Stated goal -
Pick out each line containing the string "JSON".

Dataset records -
--

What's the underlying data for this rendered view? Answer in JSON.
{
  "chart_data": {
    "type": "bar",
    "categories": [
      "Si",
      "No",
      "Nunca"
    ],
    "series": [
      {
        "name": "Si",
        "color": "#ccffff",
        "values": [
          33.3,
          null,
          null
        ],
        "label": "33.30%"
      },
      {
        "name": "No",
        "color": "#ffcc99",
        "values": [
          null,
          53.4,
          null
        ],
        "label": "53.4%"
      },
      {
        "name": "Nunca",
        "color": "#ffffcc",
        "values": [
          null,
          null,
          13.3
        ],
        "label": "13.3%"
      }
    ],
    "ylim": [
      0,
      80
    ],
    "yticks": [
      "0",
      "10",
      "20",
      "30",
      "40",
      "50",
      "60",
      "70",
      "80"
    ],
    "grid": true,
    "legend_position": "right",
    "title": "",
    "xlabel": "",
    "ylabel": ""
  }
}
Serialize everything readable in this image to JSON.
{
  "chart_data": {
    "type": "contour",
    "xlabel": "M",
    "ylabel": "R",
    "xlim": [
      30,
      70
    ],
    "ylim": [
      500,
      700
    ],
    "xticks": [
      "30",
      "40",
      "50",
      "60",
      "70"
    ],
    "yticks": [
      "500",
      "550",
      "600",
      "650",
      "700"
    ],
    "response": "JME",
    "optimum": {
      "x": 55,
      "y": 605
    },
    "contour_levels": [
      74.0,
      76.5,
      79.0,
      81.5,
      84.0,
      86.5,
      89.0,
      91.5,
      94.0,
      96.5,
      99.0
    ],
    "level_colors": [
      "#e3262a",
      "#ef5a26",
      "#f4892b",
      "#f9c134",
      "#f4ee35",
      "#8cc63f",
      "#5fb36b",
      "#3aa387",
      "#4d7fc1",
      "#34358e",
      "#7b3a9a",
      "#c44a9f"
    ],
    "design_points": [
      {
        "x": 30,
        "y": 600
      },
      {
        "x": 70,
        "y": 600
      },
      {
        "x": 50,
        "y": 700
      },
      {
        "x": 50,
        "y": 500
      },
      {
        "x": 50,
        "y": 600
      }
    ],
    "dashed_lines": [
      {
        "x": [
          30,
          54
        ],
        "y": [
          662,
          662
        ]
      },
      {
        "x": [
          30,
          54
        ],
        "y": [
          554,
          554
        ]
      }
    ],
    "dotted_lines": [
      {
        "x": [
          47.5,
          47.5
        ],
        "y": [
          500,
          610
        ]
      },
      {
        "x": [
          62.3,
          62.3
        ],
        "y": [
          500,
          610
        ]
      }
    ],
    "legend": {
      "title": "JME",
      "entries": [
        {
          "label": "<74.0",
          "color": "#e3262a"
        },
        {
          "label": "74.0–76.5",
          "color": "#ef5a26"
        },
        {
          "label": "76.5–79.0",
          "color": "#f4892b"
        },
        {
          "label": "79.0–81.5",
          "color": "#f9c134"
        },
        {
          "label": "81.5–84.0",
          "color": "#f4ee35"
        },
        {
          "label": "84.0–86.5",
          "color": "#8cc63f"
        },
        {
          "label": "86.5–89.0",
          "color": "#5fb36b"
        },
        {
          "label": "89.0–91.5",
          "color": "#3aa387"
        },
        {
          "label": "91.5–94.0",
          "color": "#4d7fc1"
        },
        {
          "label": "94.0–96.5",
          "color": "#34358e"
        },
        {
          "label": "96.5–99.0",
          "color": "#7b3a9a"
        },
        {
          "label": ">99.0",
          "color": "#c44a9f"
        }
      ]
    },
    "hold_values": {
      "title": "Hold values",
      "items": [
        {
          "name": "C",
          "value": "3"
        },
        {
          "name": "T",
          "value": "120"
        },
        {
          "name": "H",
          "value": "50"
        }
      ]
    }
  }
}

--

Solution to the problem -
What's the underlying data for this rendered view? Answer in JSON.
Serialize everything readable in this image to JSON.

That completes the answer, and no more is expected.